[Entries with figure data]
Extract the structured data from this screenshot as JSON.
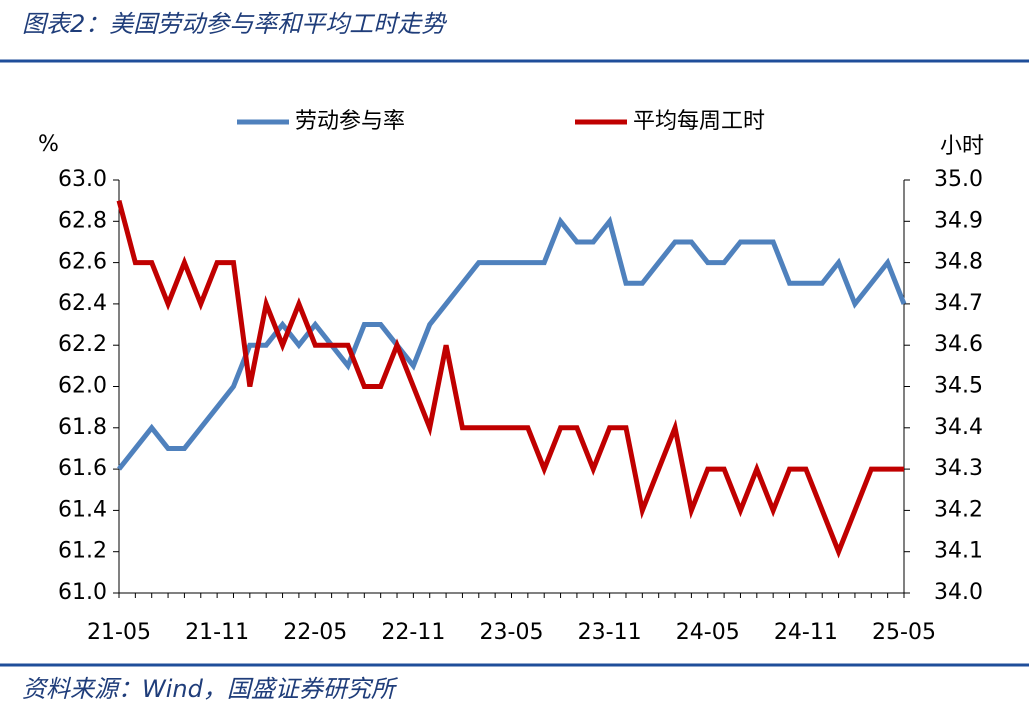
{
  "chart_data": {
    "type": "line",
    "title": "图表2：美国劳动参与率和平均工时走势",
    "source": "资料来源：Wind，国盛证券研究所",
    "y_label": "%",
    "y2_label": "小时",
    "categories": [
      "21-05",
      null,
      null,
      null,
      null,
      null,
      "21-11",
      null,
      null,
      null,
      null,
      null,
      "22-05",
      null,
      null,
      null,
      null,
      null,
      "22-11",
      null,
      null,
      null,
      null,
      null,
      "23-05",
      null,
      null,
      null,
      null,
      null,
      "23-11",
      null,
      null,
      null,
      null,
      null,
      "24-05",
      null,
      null,
      null,
      null,
      null,
      "24-11",
      null,
      null,
      null,
      null,
      null,
      "25-05"
    ],
    "series": [
      {
        "name": "劳动参与率",
        "color": "#4f81bd",
        "axis": "y",
        "values": [
          61.6,
          61.7,
          61.8,
          61.7,
          61.7,
          61.8,
          61.9,
          62.0,
          62.2,
          62.2,
          62.3,
          62.2,
          62.3,
          62.2,
          62.1,
          62.3,
          62.3,
          62.2,
          62.1,
          62.3,
          62.4,
          62.5,
          62.6,
          62.6,
          62.6,
          62.6,
          62.6,
          62.8,
          62.7,
          62.7,
          62.8,
          62.5,
          62.5,
          62.6,
          62.7,
          62.7,
          62.6,
          62.6,
          62.7,
          62.7,
          62.7,
          62.5,
          62.5,
          62.5,
          62.6,
          62.4,
          62.5,
          62.6,
          62.4
        ]
      },
      {
        "name": "平均每周工时",
        "color": "#c00000",
        "axis": "y2",
        "values": [
          34.95,
          34.8,
          34.8,
          34.7,
          34.8,
          34.7,
          34.8,
          34.8,
          34.5,
          34.7,
          34.6,
          34.7,
          34.6,
          34.6,
          34.6,
          34.5,
          34.5,
          34.6,
          34.5,
          34.4,
          34.6,
          34.4,
          34.4,
          34.4,
          34.4,
          34.4,
          34.3,
          34.4,
          34.4,
          34.3,
          34.4,
          34.4,
          34.2,
          34.3,
          34.4,
          34.2,
          34.3,
          34.3,
          34.2,
          34.3,
          34.2,
          34.3,
          34.3,
          34.2,
          34.1,
          34.2,
          34.3,
          34.3,
          34.3
        ]
      }
    ],
    "ylim": [
      61,
      63
    ],
    "yticks": [
      {
        "value": 61,
        "label": "61.0"
      },
      61.2,
      61.4,
      61.6,
      61.8,
      {
        "value": 62,
        "label": "62.0"
      },
      62.2,
      62.4,
      62.6,
      62.8,
      {
        "value": 63,
        "label": "63.0"
      }
    ],
    "y2lim": [
      34,
      35
    ],
    "y2ticks": [
      {
        "value": 34,
        "label": "34.0"
      },
      34.1,
      34.2,
      34.3,
      34.4,
      34.5,
      34.6,
      34.7,
      34.8,
      34.9,
      {
        "value": 35,
        "label": "35.0"
      }
    ],
    "legend": "top",
    "grid": false
  }
}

## Work to complete
Output all of the records exactly as they appear above, but not the pictures.

## Output of the exercise
Extract the structured data from this screenshot as JSON.
{
  "chart_data": {
    "type": "line",
    "title": "图表2：美国劳动参与率和平均工时走势",
    "source": "资料来源：Wind，国盛证券研究所",
    "y_label": "%",
    "y2_label": "小时",
    "categories": [
      "21-05",
      null,
      null,
      null,
      null,
      null,
      "21-11",
      null,
      null,
      null,
      null,
      null,
      "22-05",
      null,
      null,
      null,
      null,
      null,
      "22-11",
      null,
      null,
      null,
      null,
      null,
      "23-05",
      null,
      null,
      null,
      null,
      null,
      "23-11",
      null,
      null,
      null,
      null,
      null,
      "24-05",
      null,
      null,
      null,
      null,
      null,
      "24-11",
      null,
      null,
      null,
      null,
      null,
      "25-05"
    ],
    "series": [
      {
        "name": "劳动参与率",
        "color": "#4f81bd",
        "axis": "y",
        "values": [
          61.6,
          61.7,
          61.8,
          61.7,
          61.7,
          61.8,
          61.9,
          62.0,
          62.2,
          62.2,
          62.3,
          62.2,
          62.3,
          62.2,
          62.1,
          62.3,
          62.3,
          62.2,
          62.1,
          62.3,
          62.4,
          62.5,
          62.6,
          62.6,
          62.6,
          62.6,
          62.6,
          62.8,
          62.7,
          62.7,
          62.8,
          62.5,
          62.5,
          62.6,
          62.7,
          62.7,
          62.6,
          62.6,
          62.7,
          62.7,
          62.7,
          62.5,
          62.5,
          62.5,
          62.6,
          62.4,
          62.5,
          62.6,
          62.4
        ]
      },
      {
        "name": "平均每周工时",
        "color": "#c00000",
        "axis": "y2",
        "values": [
          34.95,
          34.8,
          34.8,
          34.7,
          34.8,
          34.7,
          34.8,
          34.8,
          34.5,
          34.7,
          34.6,
          34.7,
          34.6,
          34.6,
          34.6,
          34.5,
          34.5,
          34.6,
          34.5,
          34.4,
          34.6,
          34.4,
          34.4,
          34.4,
          34.4,
          34.4,
          34.3,
          34.4,
          34.4,
          34.3,
          34.4,
          34.4,
          34.2,
          34.3,
          34.4,
          34.2,
          34.3,
          34.3,
          34.2,
          34.3,
          34.2,
          34.3,
          34.3,
          34.2,
          34.1,
          34.2,
          34.3,
          34.3,
          34.3
        ]
      }
    ],
    "ylim": [
      61,
      63
    ],
    "yticks": [
      {
        "value": 61,
        "label": "61.0"
      },
      61.2,
      61.4,
      61.6,
      61.8,
      {
        "value": 62,
        "label": "62.0"
      },
      62.2,
      62.4,
      62.6,
      62.8,
      {
        "value": 63,
        "label": "63.0"
      }
    ],
    "y2lim": [
      34,
      35
    ],
    "y2ticks": [
      {
        "value": 34,
        "label": "34.0"
      },
      34.1,
      34.2,
      34.3,
      34.4,
      34.5,
      34.6,
      34.7,
      34.8,
      34.9,
      {
        "value": 35,
        "label": "35.0"
      }
    ],
    "legend": "top",
    "grid": false
  }
}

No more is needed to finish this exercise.